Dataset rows
________________________________________
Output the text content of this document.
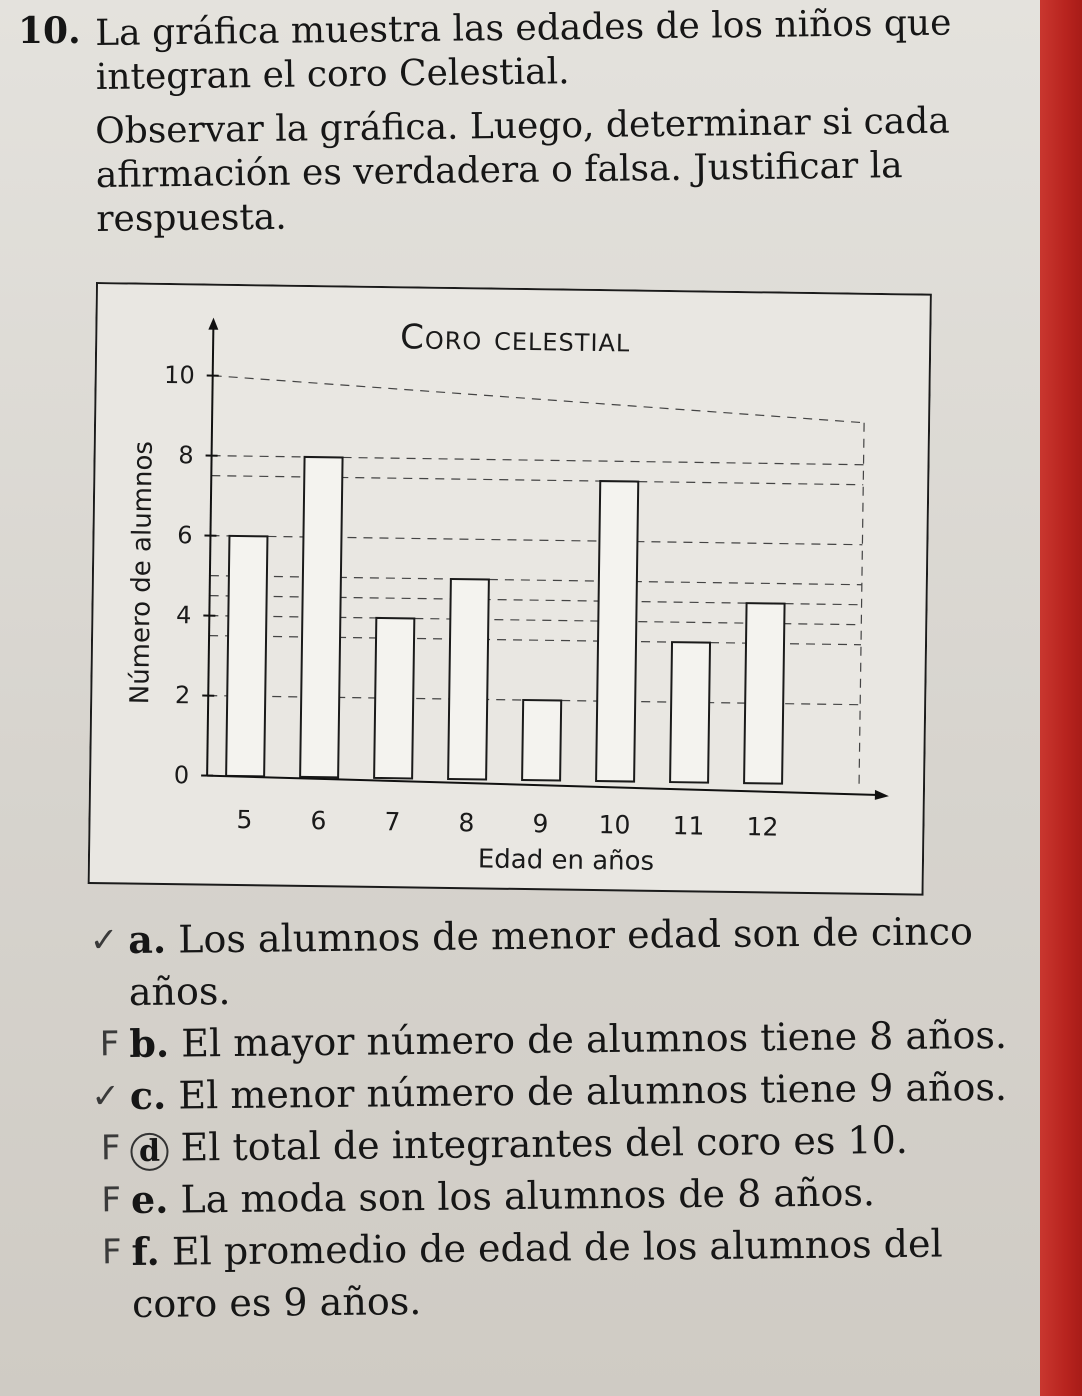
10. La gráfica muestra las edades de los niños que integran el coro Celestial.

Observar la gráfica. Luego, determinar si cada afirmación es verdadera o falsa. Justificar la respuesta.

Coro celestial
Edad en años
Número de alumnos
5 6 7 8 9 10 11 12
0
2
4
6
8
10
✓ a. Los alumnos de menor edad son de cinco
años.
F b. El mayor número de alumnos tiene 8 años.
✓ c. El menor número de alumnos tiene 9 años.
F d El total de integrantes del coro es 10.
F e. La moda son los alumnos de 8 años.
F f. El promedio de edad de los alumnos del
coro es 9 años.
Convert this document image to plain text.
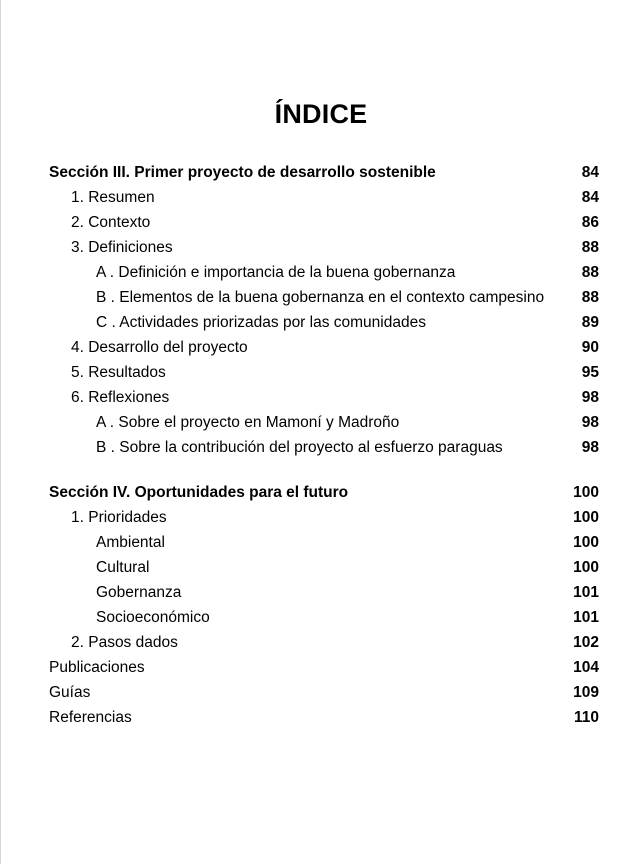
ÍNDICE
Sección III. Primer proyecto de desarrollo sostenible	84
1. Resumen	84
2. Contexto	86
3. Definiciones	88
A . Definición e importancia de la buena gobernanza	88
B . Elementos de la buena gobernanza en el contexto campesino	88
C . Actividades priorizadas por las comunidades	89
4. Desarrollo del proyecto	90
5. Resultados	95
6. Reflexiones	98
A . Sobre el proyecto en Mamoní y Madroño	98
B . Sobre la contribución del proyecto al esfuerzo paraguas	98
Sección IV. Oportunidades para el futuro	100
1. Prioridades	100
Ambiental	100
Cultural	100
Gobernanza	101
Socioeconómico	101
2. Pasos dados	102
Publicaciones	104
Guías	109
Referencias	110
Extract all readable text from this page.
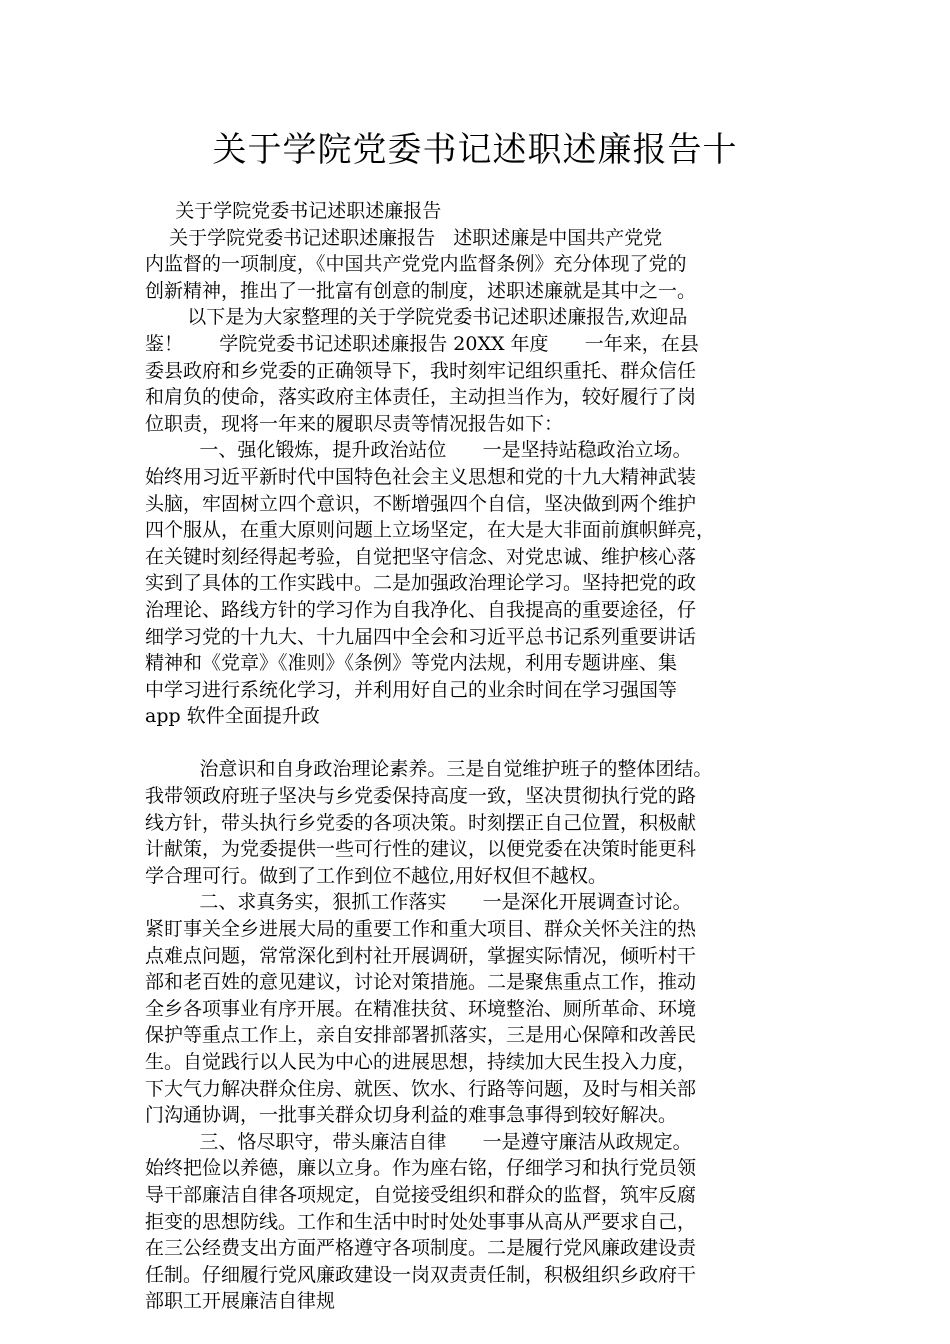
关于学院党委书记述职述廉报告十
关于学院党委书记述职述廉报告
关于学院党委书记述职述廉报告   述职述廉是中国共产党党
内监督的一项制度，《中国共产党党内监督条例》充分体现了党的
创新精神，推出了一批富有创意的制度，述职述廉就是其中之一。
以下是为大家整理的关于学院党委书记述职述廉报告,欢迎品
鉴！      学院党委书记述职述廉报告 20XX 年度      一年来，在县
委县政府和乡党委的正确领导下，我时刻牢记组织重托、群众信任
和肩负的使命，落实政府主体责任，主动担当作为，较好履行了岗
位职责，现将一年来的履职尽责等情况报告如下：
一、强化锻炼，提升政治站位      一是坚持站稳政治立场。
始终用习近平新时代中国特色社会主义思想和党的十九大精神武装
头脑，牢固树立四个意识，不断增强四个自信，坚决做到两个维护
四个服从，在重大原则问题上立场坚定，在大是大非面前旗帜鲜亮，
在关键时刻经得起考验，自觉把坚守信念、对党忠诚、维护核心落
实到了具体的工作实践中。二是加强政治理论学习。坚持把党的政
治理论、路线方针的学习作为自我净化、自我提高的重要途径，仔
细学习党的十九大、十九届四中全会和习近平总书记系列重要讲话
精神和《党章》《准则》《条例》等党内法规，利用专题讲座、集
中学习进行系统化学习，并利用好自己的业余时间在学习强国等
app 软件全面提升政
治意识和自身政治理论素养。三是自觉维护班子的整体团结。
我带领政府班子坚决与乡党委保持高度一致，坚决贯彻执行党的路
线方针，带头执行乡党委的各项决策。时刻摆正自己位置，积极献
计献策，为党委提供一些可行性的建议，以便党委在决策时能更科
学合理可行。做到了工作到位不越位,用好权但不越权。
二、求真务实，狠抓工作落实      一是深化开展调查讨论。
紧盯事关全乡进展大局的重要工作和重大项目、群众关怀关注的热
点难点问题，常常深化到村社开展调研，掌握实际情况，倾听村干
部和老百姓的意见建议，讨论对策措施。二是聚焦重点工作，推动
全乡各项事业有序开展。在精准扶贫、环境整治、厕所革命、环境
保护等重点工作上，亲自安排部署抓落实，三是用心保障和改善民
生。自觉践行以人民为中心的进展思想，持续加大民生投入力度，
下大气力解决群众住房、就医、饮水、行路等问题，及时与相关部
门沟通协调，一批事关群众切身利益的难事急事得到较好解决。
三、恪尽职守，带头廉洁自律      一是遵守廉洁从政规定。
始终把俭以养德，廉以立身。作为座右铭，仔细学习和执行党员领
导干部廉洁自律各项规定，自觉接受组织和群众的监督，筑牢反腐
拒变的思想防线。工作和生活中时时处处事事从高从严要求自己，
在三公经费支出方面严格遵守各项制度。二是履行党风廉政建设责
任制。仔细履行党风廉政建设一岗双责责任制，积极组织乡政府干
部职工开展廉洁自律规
________________________________________
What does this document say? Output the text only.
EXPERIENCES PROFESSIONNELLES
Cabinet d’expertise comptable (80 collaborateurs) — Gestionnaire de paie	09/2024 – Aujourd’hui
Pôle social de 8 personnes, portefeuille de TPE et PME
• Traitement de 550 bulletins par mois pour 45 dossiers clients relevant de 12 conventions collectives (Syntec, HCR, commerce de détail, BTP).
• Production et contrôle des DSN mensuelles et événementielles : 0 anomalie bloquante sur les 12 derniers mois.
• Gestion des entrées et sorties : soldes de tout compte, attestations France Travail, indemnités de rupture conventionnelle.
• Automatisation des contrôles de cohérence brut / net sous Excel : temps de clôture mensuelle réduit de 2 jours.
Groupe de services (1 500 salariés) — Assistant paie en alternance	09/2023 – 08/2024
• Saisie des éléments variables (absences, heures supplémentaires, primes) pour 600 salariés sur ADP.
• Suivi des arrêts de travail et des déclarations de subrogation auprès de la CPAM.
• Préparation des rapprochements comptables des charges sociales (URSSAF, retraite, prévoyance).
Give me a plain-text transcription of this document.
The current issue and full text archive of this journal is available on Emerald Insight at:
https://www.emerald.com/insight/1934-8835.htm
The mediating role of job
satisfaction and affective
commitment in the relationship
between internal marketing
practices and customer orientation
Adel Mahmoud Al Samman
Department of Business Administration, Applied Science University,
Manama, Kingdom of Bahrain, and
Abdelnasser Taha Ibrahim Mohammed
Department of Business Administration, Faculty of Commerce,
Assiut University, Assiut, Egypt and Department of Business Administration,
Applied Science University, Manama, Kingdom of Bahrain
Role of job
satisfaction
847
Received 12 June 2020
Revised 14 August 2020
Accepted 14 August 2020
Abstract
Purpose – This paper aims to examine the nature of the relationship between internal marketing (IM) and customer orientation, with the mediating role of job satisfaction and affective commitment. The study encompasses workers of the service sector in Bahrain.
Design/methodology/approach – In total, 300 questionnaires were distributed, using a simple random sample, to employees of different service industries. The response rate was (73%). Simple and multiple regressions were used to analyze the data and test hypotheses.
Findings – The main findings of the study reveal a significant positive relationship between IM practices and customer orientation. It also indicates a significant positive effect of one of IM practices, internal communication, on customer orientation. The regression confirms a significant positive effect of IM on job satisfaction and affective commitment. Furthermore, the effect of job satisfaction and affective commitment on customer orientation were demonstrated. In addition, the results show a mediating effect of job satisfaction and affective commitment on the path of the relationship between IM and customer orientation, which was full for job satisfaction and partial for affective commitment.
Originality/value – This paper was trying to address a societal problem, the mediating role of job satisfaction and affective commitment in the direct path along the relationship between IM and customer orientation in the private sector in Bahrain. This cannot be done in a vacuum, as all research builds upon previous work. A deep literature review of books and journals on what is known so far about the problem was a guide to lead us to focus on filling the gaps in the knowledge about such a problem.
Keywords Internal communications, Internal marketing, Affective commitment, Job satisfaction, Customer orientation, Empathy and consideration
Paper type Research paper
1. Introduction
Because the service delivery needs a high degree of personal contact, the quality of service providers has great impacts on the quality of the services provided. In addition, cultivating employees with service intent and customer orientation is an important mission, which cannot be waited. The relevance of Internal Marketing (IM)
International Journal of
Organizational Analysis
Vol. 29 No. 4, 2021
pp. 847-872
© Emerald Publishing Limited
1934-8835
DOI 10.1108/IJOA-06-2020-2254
________________________________________
» WHAT THE EXERCISE ASKS:
Copy out every line of the listing that includes the string "cannot".

» OUTPUT OF THE EXERCISE:
Originality/value – This paper was trying to address a societal problem, the mediating role of job satisfaction and affective commitment in the direct path along the relationship between IM and customer orientation in the private sector in Bahrain. This cannot be done in a vacuum, as all research builds upon previous work. A deep literature review of books and journals on what is known so far about the problem was a guide to lead us to focus on filling the gaps in the knowledge about such a problem.
Because the service delivery needs a high degree of personal contact, the quality of service providers has great impacts on the quality of the services provided. In addition, cultivating employees with service intent and customer orientation is an important mission, which cannot be waited. The relevance of Internal Marketing (IM)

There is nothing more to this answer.